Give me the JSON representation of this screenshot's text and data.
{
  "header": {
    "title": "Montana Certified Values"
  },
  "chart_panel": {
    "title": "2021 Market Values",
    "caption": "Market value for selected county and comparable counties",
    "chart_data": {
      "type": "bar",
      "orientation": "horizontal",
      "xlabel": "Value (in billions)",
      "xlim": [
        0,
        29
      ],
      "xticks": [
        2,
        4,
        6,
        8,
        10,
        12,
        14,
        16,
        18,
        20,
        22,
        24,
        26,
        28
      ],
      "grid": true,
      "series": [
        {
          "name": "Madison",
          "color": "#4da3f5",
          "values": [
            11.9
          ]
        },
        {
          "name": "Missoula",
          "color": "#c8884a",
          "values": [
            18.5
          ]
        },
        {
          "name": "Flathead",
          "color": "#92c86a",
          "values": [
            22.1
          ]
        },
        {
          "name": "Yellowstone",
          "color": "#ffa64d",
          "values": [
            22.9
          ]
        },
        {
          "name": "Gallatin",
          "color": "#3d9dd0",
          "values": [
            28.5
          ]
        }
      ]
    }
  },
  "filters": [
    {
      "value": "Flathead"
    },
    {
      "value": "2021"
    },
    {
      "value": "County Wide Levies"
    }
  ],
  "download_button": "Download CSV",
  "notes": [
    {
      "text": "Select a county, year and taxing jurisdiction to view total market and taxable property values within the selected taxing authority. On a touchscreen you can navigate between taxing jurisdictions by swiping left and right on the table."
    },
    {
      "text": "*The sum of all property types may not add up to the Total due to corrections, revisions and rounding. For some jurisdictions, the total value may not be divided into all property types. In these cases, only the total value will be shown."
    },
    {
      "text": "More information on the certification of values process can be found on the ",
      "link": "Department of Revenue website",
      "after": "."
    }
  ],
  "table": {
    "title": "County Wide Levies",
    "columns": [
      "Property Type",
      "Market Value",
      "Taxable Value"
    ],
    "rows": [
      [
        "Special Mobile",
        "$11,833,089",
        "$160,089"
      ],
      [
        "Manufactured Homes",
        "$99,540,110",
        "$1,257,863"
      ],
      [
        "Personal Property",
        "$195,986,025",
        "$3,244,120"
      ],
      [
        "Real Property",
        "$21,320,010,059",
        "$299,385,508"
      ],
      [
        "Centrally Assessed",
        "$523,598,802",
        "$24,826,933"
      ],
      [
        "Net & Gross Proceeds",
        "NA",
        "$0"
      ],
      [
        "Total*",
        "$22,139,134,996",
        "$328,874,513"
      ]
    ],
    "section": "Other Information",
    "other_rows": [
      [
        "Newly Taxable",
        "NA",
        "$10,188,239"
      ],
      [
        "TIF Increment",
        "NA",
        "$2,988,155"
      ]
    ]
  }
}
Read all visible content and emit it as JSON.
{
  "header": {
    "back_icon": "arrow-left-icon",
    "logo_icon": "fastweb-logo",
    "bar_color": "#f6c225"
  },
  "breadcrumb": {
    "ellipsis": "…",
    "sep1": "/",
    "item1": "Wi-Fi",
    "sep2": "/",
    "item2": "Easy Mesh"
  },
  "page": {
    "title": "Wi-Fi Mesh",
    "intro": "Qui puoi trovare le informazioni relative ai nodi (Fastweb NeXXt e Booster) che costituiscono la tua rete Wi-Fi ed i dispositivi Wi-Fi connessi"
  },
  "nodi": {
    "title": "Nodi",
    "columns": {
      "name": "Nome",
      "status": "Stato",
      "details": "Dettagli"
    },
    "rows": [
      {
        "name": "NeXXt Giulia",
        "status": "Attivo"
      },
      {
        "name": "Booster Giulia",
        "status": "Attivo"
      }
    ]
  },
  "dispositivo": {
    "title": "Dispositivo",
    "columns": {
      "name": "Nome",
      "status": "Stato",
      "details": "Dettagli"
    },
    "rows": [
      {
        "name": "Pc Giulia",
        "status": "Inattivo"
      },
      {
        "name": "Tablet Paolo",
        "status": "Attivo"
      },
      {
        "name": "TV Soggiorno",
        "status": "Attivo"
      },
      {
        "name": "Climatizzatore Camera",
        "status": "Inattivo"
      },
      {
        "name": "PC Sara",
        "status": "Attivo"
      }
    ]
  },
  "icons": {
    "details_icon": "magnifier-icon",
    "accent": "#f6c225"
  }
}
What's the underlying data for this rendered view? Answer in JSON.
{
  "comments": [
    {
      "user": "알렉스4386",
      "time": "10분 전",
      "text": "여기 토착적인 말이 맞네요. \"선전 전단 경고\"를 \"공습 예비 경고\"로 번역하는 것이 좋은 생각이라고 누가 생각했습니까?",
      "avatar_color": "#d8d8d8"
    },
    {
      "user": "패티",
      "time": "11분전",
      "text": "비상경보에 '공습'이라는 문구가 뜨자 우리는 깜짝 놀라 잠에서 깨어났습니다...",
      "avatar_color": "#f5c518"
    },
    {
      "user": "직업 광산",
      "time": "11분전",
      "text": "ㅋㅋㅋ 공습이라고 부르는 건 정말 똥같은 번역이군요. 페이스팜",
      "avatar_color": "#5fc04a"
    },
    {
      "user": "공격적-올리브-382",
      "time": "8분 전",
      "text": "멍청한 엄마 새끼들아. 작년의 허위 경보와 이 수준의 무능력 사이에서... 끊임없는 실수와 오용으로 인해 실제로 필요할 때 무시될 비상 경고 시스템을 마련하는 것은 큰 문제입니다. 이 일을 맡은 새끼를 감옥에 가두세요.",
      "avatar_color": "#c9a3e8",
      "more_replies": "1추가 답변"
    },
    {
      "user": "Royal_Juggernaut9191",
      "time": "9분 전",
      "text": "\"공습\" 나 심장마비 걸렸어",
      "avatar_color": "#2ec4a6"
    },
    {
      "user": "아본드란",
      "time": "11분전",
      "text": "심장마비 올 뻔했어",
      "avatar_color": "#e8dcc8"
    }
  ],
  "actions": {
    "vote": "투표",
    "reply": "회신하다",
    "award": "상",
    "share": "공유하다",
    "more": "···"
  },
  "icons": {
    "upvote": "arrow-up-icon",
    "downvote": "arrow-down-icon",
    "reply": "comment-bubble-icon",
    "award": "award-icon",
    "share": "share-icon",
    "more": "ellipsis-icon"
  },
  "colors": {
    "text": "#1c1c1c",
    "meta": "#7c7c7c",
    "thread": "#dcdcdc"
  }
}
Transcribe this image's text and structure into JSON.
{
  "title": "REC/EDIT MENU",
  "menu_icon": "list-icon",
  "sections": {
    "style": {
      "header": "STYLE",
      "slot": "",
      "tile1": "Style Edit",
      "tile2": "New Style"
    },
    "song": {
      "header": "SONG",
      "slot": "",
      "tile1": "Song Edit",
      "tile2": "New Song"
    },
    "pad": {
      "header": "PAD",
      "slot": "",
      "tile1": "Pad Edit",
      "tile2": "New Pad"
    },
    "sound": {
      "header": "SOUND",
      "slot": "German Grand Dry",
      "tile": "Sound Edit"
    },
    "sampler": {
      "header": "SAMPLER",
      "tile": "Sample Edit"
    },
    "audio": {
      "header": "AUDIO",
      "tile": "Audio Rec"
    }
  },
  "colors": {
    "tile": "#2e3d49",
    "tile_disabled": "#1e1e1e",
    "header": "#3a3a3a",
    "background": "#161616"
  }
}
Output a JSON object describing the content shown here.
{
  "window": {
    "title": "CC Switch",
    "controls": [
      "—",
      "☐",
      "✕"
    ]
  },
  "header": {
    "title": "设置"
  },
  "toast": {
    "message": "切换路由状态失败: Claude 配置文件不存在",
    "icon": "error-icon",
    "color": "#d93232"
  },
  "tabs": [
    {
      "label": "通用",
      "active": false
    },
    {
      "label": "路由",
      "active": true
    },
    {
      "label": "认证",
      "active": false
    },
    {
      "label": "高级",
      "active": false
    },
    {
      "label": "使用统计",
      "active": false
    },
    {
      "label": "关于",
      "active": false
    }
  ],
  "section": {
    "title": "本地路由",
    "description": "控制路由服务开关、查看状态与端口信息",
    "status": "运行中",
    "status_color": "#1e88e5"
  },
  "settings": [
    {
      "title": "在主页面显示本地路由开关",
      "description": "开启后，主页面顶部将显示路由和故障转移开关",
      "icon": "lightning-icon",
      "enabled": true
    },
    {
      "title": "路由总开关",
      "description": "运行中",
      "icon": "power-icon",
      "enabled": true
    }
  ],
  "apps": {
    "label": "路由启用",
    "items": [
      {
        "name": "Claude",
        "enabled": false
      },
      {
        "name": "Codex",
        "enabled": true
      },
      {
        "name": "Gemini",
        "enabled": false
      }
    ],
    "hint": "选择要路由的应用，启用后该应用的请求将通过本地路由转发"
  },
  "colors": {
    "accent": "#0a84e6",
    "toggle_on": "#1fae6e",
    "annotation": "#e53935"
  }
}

■ ■ ■ ■ ■ ■ ■

(Set problem):
Write out only the final block of lines, starting at the line with "Output a JSON" and running to the end of the material.

(Exercise result):
Output a JSON object describing the content shown here.
{
  "window": {
    "title": "CC Switch",
    "controls": [
      "—",
      "☐",
      "✕"
    ]
  },
  "header": {
    "title": "设置"
  },
  "toast": {
    "message": "切换路由状态失败: Claude 配置文件不存在",
    "icon": "error-icon",
    "color": "#d93232"
  },
  "tabs": [
    {
      "label": "通用",
      "active": false
    },
    {
      "label": "路由",
      "active": true
    },
    {
      "label": "认证",
      "active": false
    },
    {
      "label": "高级",
      "active": false
    },
    {
      "label": "使用统计",
      "active": false
    },
    {
      "label": "关于",
      "active": false
    }
  ],
  "section": {
    "title": "本地路由",
    "description": "控制路由服务开关、查看状态与端口信息",
    "status": "运行中",
    "status_color": "#1e88e5"
  },
  "settings": [
    {
      "title": "在主页面显示本地路由开关",
      "description": "开启后，主页面顶部将显示路由和故障转移开关",
      "icon": "lightning-icon",
      "enabled": true
    },
    {
      "title": "路由总开关",
      "description": "运行中",
      "icon": "power-icon",
      "enabled": true
    }
  ],
  "apps": {
    "label": "路由启用",
    "items": [
      {
        "name": "Claude",
        "enabled": false
      },
      {
        "name": "Codex",
        "enabled": true
      },
      {
        "name": "Gemini",
        "enabled": false
      }
    ],
    "hint": "选择要路由的应用，启用后该应用的请求将通过本地路由转发"
  },
  "colors": {
    "accent": "#0a84e6",
    "toggle_on": "#1fae6e",
    "annotation": "#e53935"
  }
}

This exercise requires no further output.